→ **Problem statement**
Repeat every record below exactly, leaving out the pictures.

-- START OF Records for processing --

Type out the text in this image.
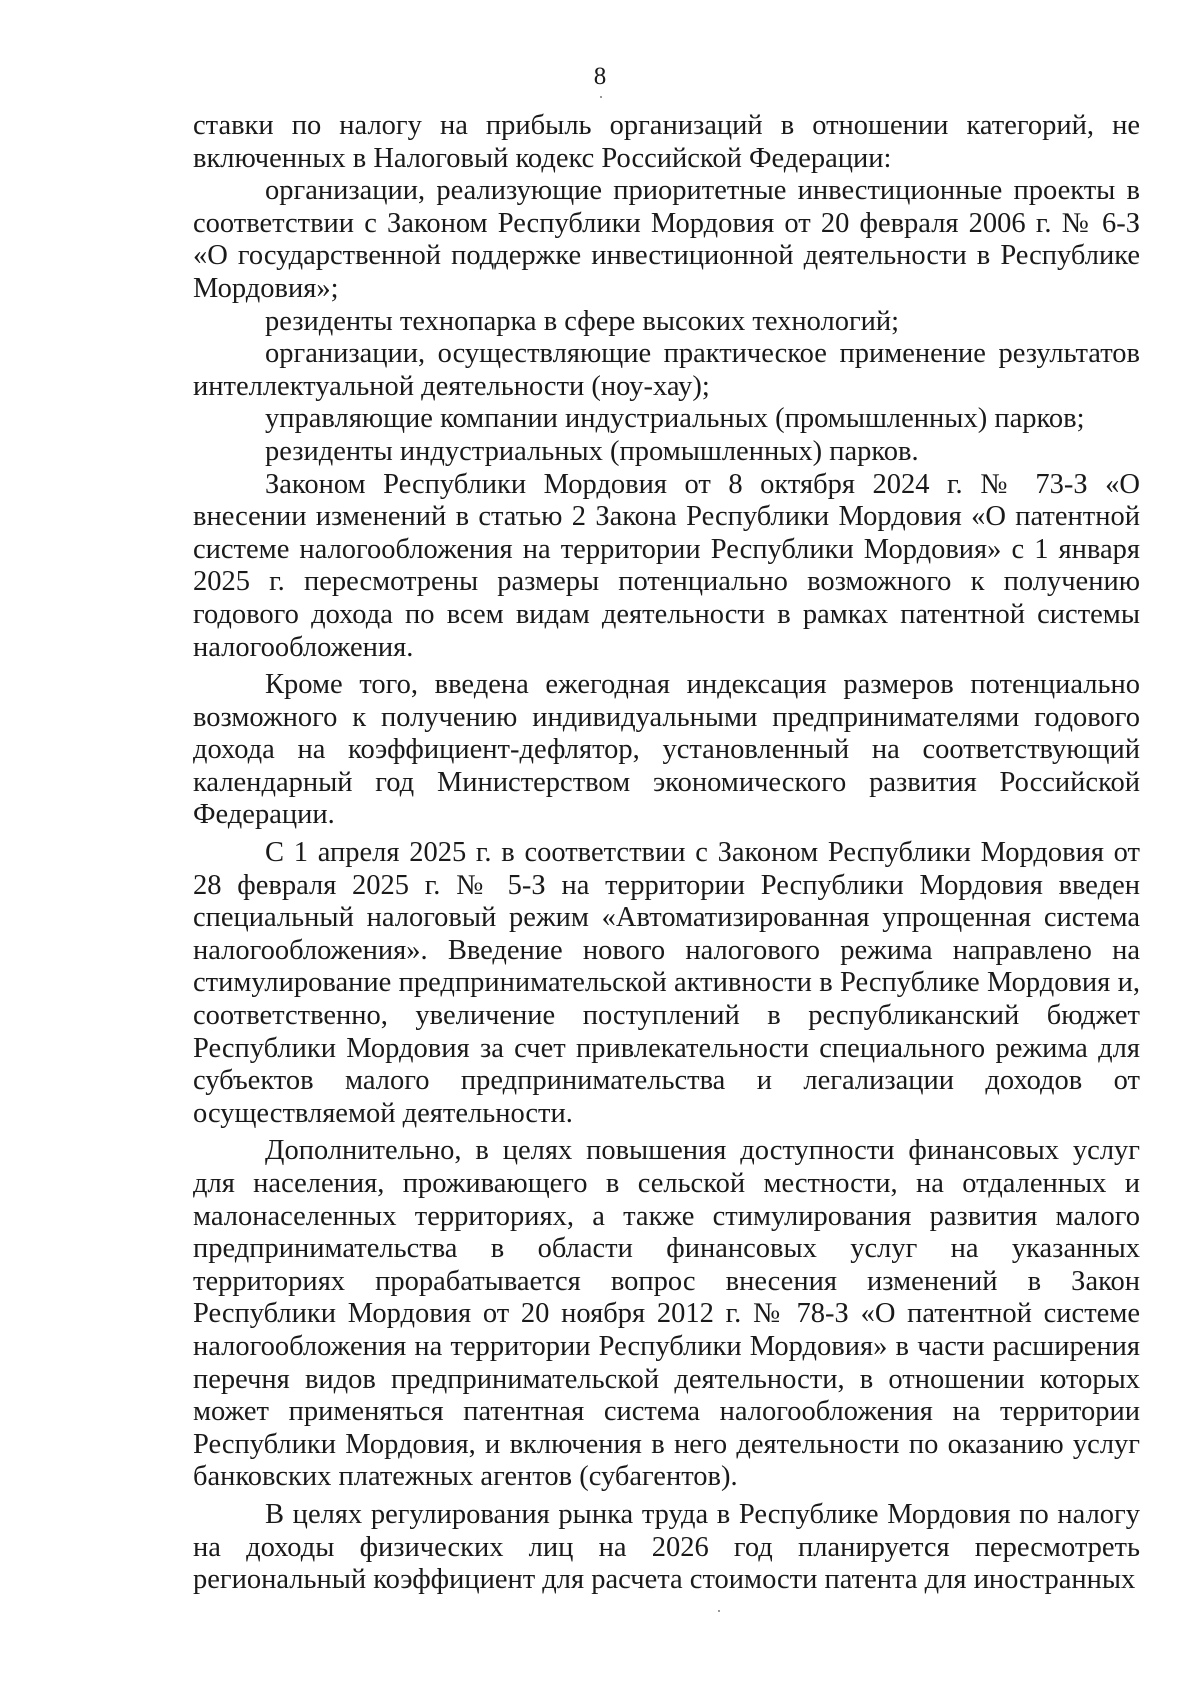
8

ставки по налогу на прибыль организаций в отношении категорий, не включенных в Налоговый кодекс Российской Федерации:

организации, реализующие приоритетные инвестиционные проекты в соответствии с Законом Республики Мордовия от 20 февраля 2006 г. № 6-З «О государственной поддержке инвестиционной деятельности в Республике Мордовия»;

резиденты технопарка в сфере высоких технологий;

организации, осуществляющие практическое применение результатов интеллектуальной деятельности (ноу-хау);

управляющие компании индустриальных (промышленных) парков;

резиденты индустриальных (промышленных) парков.

Законом Республики Мордовия от 8 октября 2024 г. № 73-З «О внесении изменений в статью 2 Закона Республики Мордовия «О патентной системе налогообложения на территории Республики Мордовия» с 1 января 2025 г. пересмотрены размеры потенциально возможного к получению годового дохода по всем видам деятельности в рамках патентной системы налогообложения.

Кроме того, введена ежегодная индексация размеров потенциально возможного к получению индивидуальными предпринимателями годового дохода на коэффициент-дефлятор, установленный на соответствующий календарный год Министерством экономического развития Российской Федерации.

С 1 апреля 2025 г. в соответствии с Законом Республики Мордовия от 28 февраля 2025 г. № 5-З на территории Республики Мордовия введен специальный налоговый режим «Автоматизированная упрощенная система налогообложения». Введение нового налогового режима направлено на стимулирование предпринимательской активности в Республике Мордовия и, соответственно, увеличение поступлений в республиканский бюджет Республики Мордовия за счет привлекательности специального режима для субъектов малого предпринимательства и легализации доходов от осуществляемой деятельности.

Дополнительно, в целях повышения доступности финансовых услуг для населения, проживающего в сельской местности, на отдаленных и малонаселенных территориях, а также стимулирования развития малого предпринимательства в области финансовых услуг на указанных территориях прорабатывается вопрос внесения изменений в Закон Республики Мордовия от 20 ноября 2012 г. № 78-З «О патентной системе налогообложения на территории Республики Мордовия» в части расширения перечня видов предпринимательской деятельности, в отношении которых может применяться патентная система налогообложения на территории Республики Мордовия, и включения в него деятельности по оказанию услуг банковских платежных агентов (субагентов).

В целях регулирования рынка труда в Республике Мордовия по налогу на доходы физических лиц на 2026 год планируется пересмотреть региональный коэффициент для расчета стоимости патента для иностранных
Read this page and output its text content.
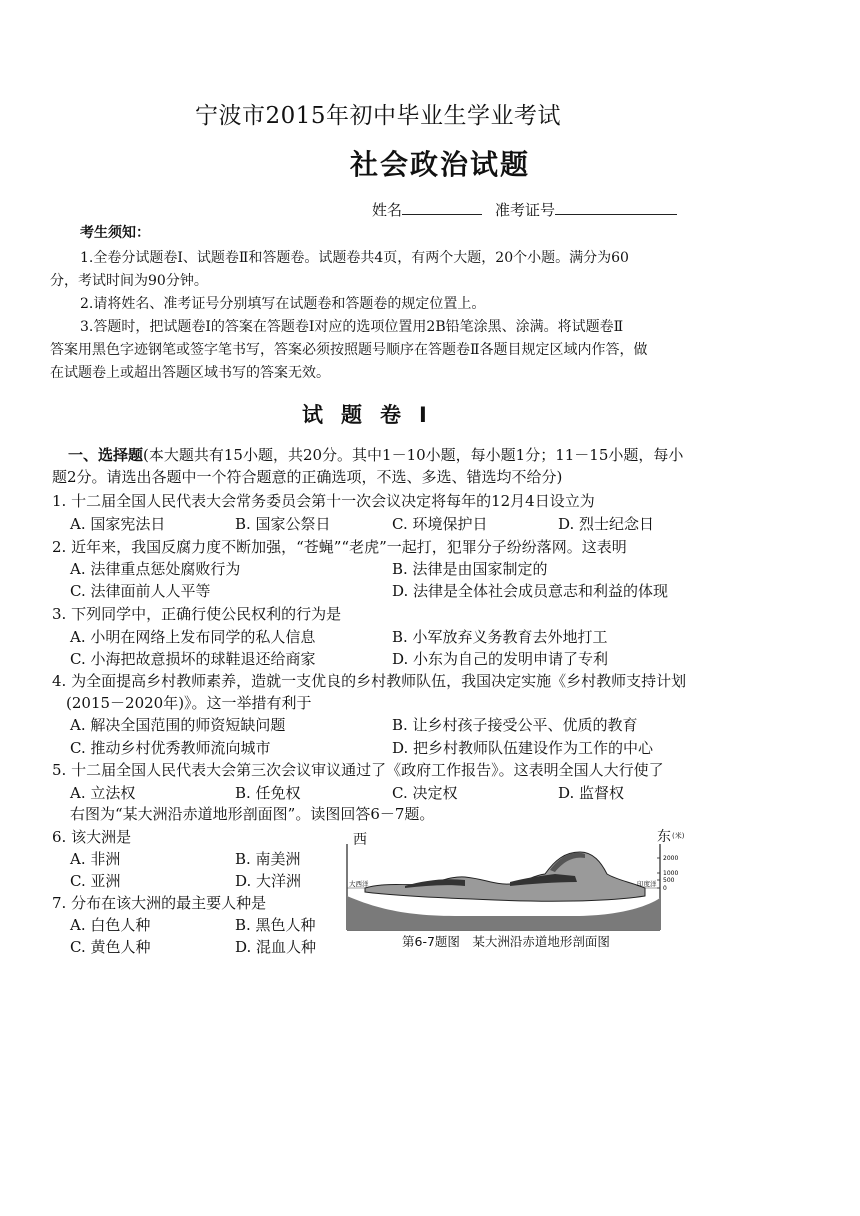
宁波市2015年初中毕业生学业考试
社会政治试题
姓名	准考证号
考生须知：
1.全卷分试题卷Ⅰ、试题卷Ⅱ和答题卷。试题卷共4页，有两个大题，20个小题。满分为60
分，考试时间为90分钟。
2.请将姓名、准考证号分别填写在试题卷和答题卷的规定位置上。
3.答题时，把试题卷Ⅰ的答案在答题卷Ⅰ对应的选项位置用2B铅笔涂黑、涂满。将试题卷Ⅱ
答案用黑色字迹钢笔或签字笔书写，答案必须按照题号顺序在答题卷Ⅱ各题目规定区域内作答，做
在试题卷上或超出答题区域书写的答案无效。
试题卷Ⅰ
一、选择题(本大题共有15小题，共20分。其中1－10小题，每小题1分；11－15小题，每小
题2分。请选出各题中一个符合题意的正确选项，不选、多选、错选均不给分)
1. 十二届全国人民代表大会常务委员会第十一次会议决定将每年的12月4日设立为
A. 国家宪法日	B. 国家公祭日	C. 环境保护日	D. 烈士纪念日
2. 近年来，我国反腐力度不断加强，“苍蝇”“老虎”一起打，犯罪分子纷纷落网。这表明
A. 法律重点惩处腐败行为	B. 法律是由国家制定的
C. 法律面前人人平等	D. 法律是全体社会成员意志和利益的体现
3. 下列同学中，正确行使公民权利的行为是
A. 小明在网络上发布同学的私人信息	B. 小军放弃义务教育去外地打工
C. 小海把故意损坏的球鞋退还给商家	D. 小东为自己的发明申请了专利
4. 为全面提高乡村教师素养，造就一支优良的乡村教师队伍，我国决定实施《乡村教师支持计划
(2015－2020年)》。这一举措有利于
A. 解决全国范围的师资短缺问题	B. 让乡村孩子接受公平、优质的教育
C. 推动乡村优秀教师流向城市	D. 把乡村教师队伍建设作为工作的中心
5. 十二届全国人民代表大会第三次会议审议通过了《政府工作报告》。这表明全国人大行使了
A. 立法权	B. 任免权	C. 决定权	D. 监督权
右图为“某大洲沿赤道地形剖面图”。读图回答6－7题。
6. 该大洲是
A. 非洲	B. 南美洲
C. 亚洲	D. 大洋洲
7. 分布在该大洲的最主要人种是
A. 白色人种	B. 黑色人种
C. 黄色人种	D. 混血人种
西	东 (米)
2000
1000
500
0
大西洋	印度洋
第6-7题图　某大洲沿赤道地形剖面图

-- END OF Records for processing --

→ **Response to this task**
Type out the text in this image.
8

ставки по налогу на прибыль организаций в отношении категорий, не включенных в Налоговый кодекс Российской Федерации:

организации, реализующие приоритетные инвестиционные проекты в соответствии с Законом Республики Мордовия от 20 февраля 2006 г. № 6-З «О государственной поддержке инвестиционной деятельности в Республике Мордовия»;

резиденты технопарка в сфере высоких технологий;

организации, осуществляющие практическое применение результатов интеллектуальной деятельности (ноу-хау);

управляющие компании индустриальных (промышленных) парков;

резиденты индустриальных (промышленных) парков.

Законом Республики Мордовия от 8 октября 2024 г. № 73-З «О внесении изменений в статью 2 Закона Республики Мордовия «О патентной системе налогообложения на территории Республики Мордовия» с 1 января 2025 г. пересмотрены размеры потенциально возможного к получению годового дохода по всем видам деятельности в рамках патентной системы налогообложения.

Кроме того, введена ежегодная индексация размеров потенциально возможного к получению индивидуальными предпринимателями годового дохода на коэффициент-дефлятор, установленный на соответствующий календарный год Министерством экономического развития Российской Федерации.

С 1 апреля 2025 г. в соответствии с Законом Республики Мордовия от 28 февраля 2025 г. № 5-З на территории Республики Мордовия введен специальный налоговый режим «Автоматизированная упрощенная система налогообложения». Введение нового налогового режима направлено на стимулирование предпринимательской активности в Республике Мордовия и, соответственно, увеличение поступлений в республиканский бюджет Республики Мордовия за счет привлекательности специального режима для субъектов малого предпринимательства и легализации доходов от осуществляемой деятельности.

Дополнительно, в целях повышения доступности финансовых услуг для населения, проживающего в сельской местности, на отдаленных и малонаселенных территориях, а также стимулирования развития малого предпринимательства в области финансовых услуг на указанных территориях прорабатывается вопрос внесения изменений в Закон Республики Мордовия от 20 ноября 2012 г. № 78-З «О патентной системе налогообложения на территории Республики Мордовия» в части расширения перечня видов предпринимательской деятельности, в отношении которых может применяться патентная система налогообложения на территории Республики Мордовия, и включения в него деятельности по оказанию услуг банковских платежных агентов (субагентов).

В целях регулирования рынка труда в Республике Мордовия по налогу на доходы физических лиц на 2026 год планируется пересмотреть региональный коэффициент для расчета стоимости патента для иностранных
Read this page and output its text content.
宁波市2015年初中毕业生学业考试
社会政治试题
姓名	准考证号
考生须知：
1.全卷分试题卷Ⅰ、试题卷Ⅱ和答题卷。试题卷共4页，有两个大题，20个小题。满分为60
分，考试时间为90分钟。
2.请将姓名、准考证号分别填写在试题卷和答题卷的规定位置上。
3.答题时，把试题卷Ⅰ的答案在答题卷Ⅰ对应的选项位置用2B铅笔涂黑、涂满。将试题卷Ⅱ
答案用黑色字迹钢笔或签字笔书写，答案必须按照题号顺序在答题卷Ⅱ各题目规定区域内作答，做
在试题卷上或超出答题区域书写的答案无效。
试题卷Ⅰ
一、选择题(本大题共有15小题，共20分。其中1－10小题，每小题1分；11－15小题，每小
题2分。请选出各题中一个符合题意的正确选项，不选、多选、错选均不给分)
1. 十二届全国人民代表大会常务委员会第十一次会议决定将每年的12月4日设立为
A. 国家宪法日	B. 国家公祭日	C. 环境保护日	D. 烈士纪念日
2. 近年来，我国反腐力度不断加强，“苍蝇”“老虎”一起打，犯罪分子纷纷落网。这表明
A. 法律重点惩处腐败行为	B. 法律是由国家制定的
C. 法律面前人人平等	D. 法律是全体社会成员意志和利益的体现
3. 下列同学中，正确行使公民权利的行为是
A. 小明在网络上发布同学的私人信息	B. 小军放弃义务教育去外地打工
C. 小海把故意损坏的球鞋退还给商家	D. 小东为自己的发明申请了专利
4. 为全面提高乡村教师素养，造就一支优良的乡村教师队伍，我国决定实施《乡村教师支持计划
(2015－2020年)》。这一举措有利于
A. 解决全国范围的师资短缺问题	B. 让乡村孩子接受公平、优质的教育
C. 推动乡村优秀教师流向城市	D. 把乡村教师队伍建设作为工作的中心
5. 十二届全国人民代表大会第三次会议审议通过了《政府工作报告》。这表明全国人大行使了
A. 立法权	B. 任免权	C. 决定权	D. 监督权
右图为“某大洲沿赤道地形剖面图”。读图回答6－7题。
6. 该大洲是
A. 非洲	B. 南美洲
C. 亚洲	D. 大洋洲
7. 分布在该大洲的最主要人种是
A. 白色人种	B. 黑色人种
C. 黄色人种	D. 混血人种
西	东 (米)
2000
1000
500
0
大西洋	印度洋
第6-7题图　某大洲沿赤道地形剖面图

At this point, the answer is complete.